● WORK TO DO
Turn the lines below into a JSON list of strings, one string per line, with blank lines left out.

● RECORDS TO USE
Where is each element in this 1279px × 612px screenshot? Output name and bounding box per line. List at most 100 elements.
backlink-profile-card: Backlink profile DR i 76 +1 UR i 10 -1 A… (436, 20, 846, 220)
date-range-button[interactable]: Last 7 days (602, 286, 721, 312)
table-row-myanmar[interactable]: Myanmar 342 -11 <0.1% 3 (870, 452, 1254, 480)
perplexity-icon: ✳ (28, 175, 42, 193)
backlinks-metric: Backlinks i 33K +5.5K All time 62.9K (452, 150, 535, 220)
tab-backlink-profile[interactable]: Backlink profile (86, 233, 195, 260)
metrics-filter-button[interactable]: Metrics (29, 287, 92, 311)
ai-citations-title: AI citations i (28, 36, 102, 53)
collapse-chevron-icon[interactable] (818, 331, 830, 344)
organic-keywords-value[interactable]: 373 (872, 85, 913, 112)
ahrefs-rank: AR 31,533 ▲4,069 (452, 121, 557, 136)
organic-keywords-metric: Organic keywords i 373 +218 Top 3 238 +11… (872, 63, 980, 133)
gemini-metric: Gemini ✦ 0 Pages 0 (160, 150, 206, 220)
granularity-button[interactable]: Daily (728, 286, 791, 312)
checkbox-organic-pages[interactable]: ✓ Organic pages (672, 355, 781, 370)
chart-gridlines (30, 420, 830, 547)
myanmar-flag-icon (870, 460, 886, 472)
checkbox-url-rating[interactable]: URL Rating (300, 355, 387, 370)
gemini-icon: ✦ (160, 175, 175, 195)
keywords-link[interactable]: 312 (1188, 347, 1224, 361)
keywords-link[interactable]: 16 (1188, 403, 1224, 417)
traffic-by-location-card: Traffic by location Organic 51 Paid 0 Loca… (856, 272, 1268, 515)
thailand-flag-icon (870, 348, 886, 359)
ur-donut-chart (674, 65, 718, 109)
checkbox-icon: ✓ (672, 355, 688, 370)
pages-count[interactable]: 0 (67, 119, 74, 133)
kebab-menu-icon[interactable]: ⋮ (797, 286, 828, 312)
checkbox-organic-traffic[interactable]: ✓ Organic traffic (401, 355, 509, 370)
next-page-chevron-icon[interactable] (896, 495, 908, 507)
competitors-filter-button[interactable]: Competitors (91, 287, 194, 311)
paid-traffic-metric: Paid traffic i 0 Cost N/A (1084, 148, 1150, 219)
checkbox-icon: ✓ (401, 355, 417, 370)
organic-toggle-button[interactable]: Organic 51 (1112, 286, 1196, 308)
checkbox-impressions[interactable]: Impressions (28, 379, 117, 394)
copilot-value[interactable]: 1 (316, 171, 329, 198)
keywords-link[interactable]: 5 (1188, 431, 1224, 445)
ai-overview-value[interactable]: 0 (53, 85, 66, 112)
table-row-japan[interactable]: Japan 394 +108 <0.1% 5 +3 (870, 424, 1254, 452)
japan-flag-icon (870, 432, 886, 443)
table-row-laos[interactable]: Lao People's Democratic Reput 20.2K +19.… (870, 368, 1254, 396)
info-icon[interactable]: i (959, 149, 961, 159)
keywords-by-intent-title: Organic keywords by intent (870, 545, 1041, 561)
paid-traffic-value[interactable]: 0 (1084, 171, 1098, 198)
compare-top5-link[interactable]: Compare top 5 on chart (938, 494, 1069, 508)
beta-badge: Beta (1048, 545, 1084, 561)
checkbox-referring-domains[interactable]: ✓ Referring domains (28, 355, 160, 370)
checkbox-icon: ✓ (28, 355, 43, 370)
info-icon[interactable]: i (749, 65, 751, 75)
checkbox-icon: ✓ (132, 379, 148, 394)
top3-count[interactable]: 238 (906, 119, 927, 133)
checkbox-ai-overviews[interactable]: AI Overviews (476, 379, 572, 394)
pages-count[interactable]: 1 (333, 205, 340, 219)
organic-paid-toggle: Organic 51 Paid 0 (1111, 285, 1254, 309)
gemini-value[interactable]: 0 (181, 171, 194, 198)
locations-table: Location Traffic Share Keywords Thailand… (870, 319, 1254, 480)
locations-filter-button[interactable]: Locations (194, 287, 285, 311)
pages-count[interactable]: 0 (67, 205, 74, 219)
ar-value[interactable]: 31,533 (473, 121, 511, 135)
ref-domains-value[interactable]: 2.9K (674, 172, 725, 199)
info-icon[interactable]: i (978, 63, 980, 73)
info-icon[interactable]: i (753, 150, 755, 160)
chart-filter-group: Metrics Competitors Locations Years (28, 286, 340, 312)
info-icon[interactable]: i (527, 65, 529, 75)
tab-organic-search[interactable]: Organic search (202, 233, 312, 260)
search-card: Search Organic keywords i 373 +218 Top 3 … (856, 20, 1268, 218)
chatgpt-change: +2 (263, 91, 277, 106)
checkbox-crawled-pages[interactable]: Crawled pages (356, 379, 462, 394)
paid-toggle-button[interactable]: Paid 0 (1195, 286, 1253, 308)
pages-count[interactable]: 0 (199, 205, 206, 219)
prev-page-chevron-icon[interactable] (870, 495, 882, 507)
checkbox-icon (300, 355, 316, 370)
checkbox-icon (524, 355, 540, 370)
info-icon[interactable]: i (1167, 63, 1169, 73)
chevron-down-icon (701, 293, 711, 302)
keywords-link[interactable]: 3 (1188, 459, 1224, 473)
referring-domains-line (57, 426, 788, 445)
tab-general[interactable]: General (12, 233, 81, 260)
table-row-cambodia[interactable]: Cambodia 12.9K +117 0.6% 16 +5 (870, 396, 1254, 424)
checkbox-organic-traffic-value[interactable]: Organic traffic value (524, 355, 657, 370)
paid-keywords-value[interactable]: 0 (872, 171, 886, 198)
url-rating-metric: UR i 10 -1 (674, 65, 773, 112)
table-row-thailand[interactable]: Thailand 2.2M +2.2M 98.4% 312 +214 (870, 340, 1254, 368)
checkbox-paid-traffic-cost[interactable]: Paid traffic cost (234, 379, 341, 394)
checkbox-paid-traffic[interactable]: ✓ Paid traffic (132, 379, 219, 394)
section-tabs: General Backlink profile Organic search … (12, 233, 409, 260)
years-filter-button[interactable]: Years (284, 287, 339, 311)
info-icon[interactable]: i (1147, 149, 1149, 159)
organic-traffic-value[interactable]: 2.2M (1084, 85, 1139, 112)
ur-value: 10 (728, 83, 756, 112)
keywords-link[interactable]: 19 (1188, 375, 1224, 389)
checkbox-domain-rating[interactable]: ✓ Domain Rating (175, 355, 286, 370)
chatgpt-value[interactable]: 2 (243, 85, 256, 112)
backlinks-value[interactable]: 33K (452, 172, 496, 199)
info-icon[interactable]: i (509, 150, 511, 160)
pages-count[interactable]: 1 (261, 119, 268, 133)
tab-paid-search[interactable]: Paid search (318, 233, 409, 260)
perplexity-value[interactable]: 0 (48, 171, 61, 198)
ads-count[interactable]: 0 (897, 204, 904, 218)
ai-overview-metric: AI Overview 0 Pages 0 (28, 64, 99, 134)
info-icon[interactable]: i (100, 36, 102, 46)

● EXERCISE SOLUTION
[
  "Where is each element in this 1279px × 612px screenshot? Output name and bounding box per line. List at most 100 elements.",
  "backlink-profile-card: Backlink profile DR i 76 +1 UR i 10 -1 A… (436, 20, 846, 220)",
  "date-range-button[interactable]: Last 7 days (602, 286, 721, 312)",
  "table-row-myanmar[interactable]: Myanmar 342 -11 <0.1% 3 (870, 452, 1254, 480)",
  "perplexity-icon: ✳ (28, 175, 42, 193)",
  "backlinks-metric: Backlinks i 33K +5.5K All time 62.9K (452, 150, 535, 220)",
  "tab-backlink-profile[interactable]: Backlink profile (86, 233, 195, 260)",
  "metrics-filter-button[interactable]: Metrics (29, 287, 92, 311)",
  "ai-citations-title: AI citations i (28, 36, 102, 53)",
  "collapse-chevron-icon[interactable] (818, 331, 830, 344)",
  "organic-keywords-value[interactable]: 373 (872, 85, 913, 112)",
  "ahrefs-rank: AR 31,533 ▲4,069 (452, 121, 557, 136)",
  "organic-keywords-metric: Organic keywords i 373 +218 Top 3 238 +11… (872, 63, 980, 133)",
  "gemini-metric: Gemini ✦ 0 Pages 0 (160, 150, 206, 220)",
  "granularity-button[interactable]: Daily (728, 286, 791, 312)",
  "checkbox-organic-pages[interactable]: ✓ Organic pages (672, 355, 781, 370)",
  "chart-gridlines (30, 420, 830, 547)",
  "myanmar-flag-icon (870, 460, 886, 472)",
  "checkbox-url-rating[interactable]: URL Rating (300, 355, 387, 370)",
  "gemini-icon: ✦ (160, 175, 175, 195)",
  "keywords-link[interactable]: 312 (1188, 347, 1224, 361)",
  "keywords-link[interactable]: 16 (1188, 403, 1224, 417)",
  "traffic-by-location-card: Traffic by location Organic 51 Paid 0 Loca… (856, 272, 1268, 515)",
  "thailand-flag-icon (870, 348, 886, 359)",
  "ur-donut-chart (674, 65, 718, 109)",
  "checkbox-icon: ✓ (672, 355, 688, 370)",
  "pages-count[interactable]: 0 (67, 119, 74, 133)",
  "kebab-menu-icon[interactable]: ⋮ (797, 286, 828, 312)",
  "checkbox-organic-traffic[interactable]: ✓ Organic traffic (401, 355, 509, 370)",
  "next-page-chevron-icon[interactable] (896, 495, 908, 507)",
  "competitors-filter-button[interactable]: Competitors (91, 287, 194, 311)",
  "paid-traffic-metric: Paid traffic i 0 Cost N/A (1084, 148, 1150, 219)",
  "checkbox-icon: ✓ (401, 355, 417, 370)",
  "organic-toggle-button[interactable]: Organic 51 (1112, 286, 1196, 308)",
  "checkbox-impressions[interactable]: Impressions (28, 379, 117, 394)",
  "copilot-value[interactable]: 1 (316, 171, 329, 198)",
  "keywords-link[interactable]: 5 (1188, 431, 1224, 445)",
  "ai-overview-value[interactable]: 0 (53, 85, 66, 112)",
  "table-row-japan[interactable]: Japan 394 +108 <0.1% 5 +3 (870, 424, 1254, 452)",
  "japan-flag-icon (870, 432, 886, 443)",
  "table-row-laos[interactable]: Lao People's Democratic Reput 20.2K +19.… (870, 368, 1254, 396)",
  "info-icon[interactable]: i (959, 149, 961, 159)",
  "keywords-by-intent-title: Organic keywords by intent (870, 545, 1041, 561)",
  "paid-traffic-value[interactable]: 0 (1084, 171, 1098, 198)",
  "compare-top5-link[interactable]: Compare top 5 on chart (938, 494, 1069, 508)",
  "beta-badge: Beta (1048, 545, 1084, 561)",
  "checkbox-referring-domains[interactable]: ✓ Referring domains (28, 355, 160, 370)",
  "checkbox-icon: ✓ (28, 355, 43, 370)",
  "info-icon[interactable]: i (749, 65, 751, 75)",
  "checkbox-icon: ✓ (132, 379, 148, 394)",
  "top3-count[interactable]: 238 (906, 119, 927, 133)",
  "checkbox-ai-overviews[interactable]: AI Overviews (476, 379, 572, 394)",
  "pages-count[interactable]: 1 (333, 205, 340, 219)",
  "organic-paid-toggle: Organic 51 Paid 0 (1111, 285, 1254, 309)",
  "gemini-value[interactable]: 0 (181, 171, 194, 198)",
  "locations-table: Location Traffic Share Keywords Thailand… (870, 319, 1254, 480)",
  "locations-filter-button[interactable]: Locations (194, 287, 285, 311)",
  "pages-count[interactable]: 0 (67, 205, 74, 219)",
  "ar-value[interactable]: 31,533 (473, 121, 511, 135)",
  "ref-domains-value[interactable]: 2.9K (674, 172, 725, 199)",
  "info-icon[interactable]: i (978, 63, 980, 73)",
  "info-icon[interactable]: i (753, 150, 755, 160)",
  "chart-filter-group: Metrics Competitors Locations Years (28, 286, 340, 312)",
  "info-icon[interactable]: i (527, 65, 529, 75)",
  "tab-organic-search[interactable]: Organic search (202, 233, 312, 260)",
  "search-card: Search Organic keywords i 373 +218 Top 3 … (856, 20, 1268, 218)",
  "chatgpt-change: +2 (263, 91, 277, 106)",
  "checkbox-crawled-pages[interactable]: Crawled pages (356, 379, 462, 394)",
  "paid-toggle-button[interactable]: Paid 0 (1195, 286, 1253, 308)",
  "pages-count[interactable]: 0 (199, 205, 206, 219)",
  "prev-page-chevron-icon[interactable] (870, 495, 882, 507)",
  "checkbox-icon (300, 355, 316, 370)",
  "checkbox-icon (524, 355, 540, 370)",
  "info-icon[interactable]: i (1167, 63, 1169, 73)",
  "chevron-down-icon (701, 293, 711, 302)",
  "keywords-link[interactable]: 3 (1188, 459, 1224, 473)",
  "referring-domains-line (57, 426, 788, 445)",
  "tab-general[interactable]: General (12, 233, 81, 260)",
  "table-row-cambodia[interactable]: Cambodia 12.9K +117 0.6% 16 +5 (870, 396, 1254, 424)",
  "checkbox-organic-traffic-value[interactable]: Organic traffic value (524, 355, 657, 370)",
  "paid-keywords-value[interactable]: 0 (872, 171, 886, 198)",
  "url-rating-metric: UR i 10 -1 (674, 65, 773, 112)",
  "table-row-thailand[interactable]: Thailand 2.2M +2.2M 98.4% 312 +214 (870, 340, 1254, 368)",
  "checkbox-paid-traffic-cost[interactable]: Paid traffic cost (234, 379, 341, 394)",
  "checkbox-paid-traffic[interactable]: ✓ Paid traffic (132, 379, 219, 394)",
  "section-tabs: General Backlink profile Organic search … (12, 233, 409, 260)",
  "years-filter-button[interactable]: Years (284, 287, 339, 311)",
  "info-icon[interactable]: i (1147, 149, 1149, 159)",
  "organic-traffic-value[interactable]: 2.2M (1084, 85, 1139, 112)",
  "ur-value: 10 (728, 83, 756, 112)",
  "keywords-link[interactable]: 19 (1188, 375, 1224, 389)",
  "checkbox-domain-rating[interactable]: ✓ Domain Rating (175, 355, 286, 370)",
  "chatgpt-value[interactable]: 2 (243, 85, 256, 112)",
  "backlinks-value[interactable]: 33K (452, 172, 496, 199)",
  "info-icon[interactable]: i (509, 150, 511, 160)",
  "pages-count[interactable]: 1 (261, 119, 268, 133)",
  "tab-paid-search[interactable]: Paid search (318, 233, 409, 260)",
  "perplexity-value[interactable]: 0 (48, 171, 61, 198)",
  "ads-count[interactable]: 0 (897, 204, 904, 218)",
  "ai-overview-metric: AI Overview 0 Pages 0 (28, 64, 99, 134)",
  "info-icon[interactable]: i (100, 36, 102, 46)"
]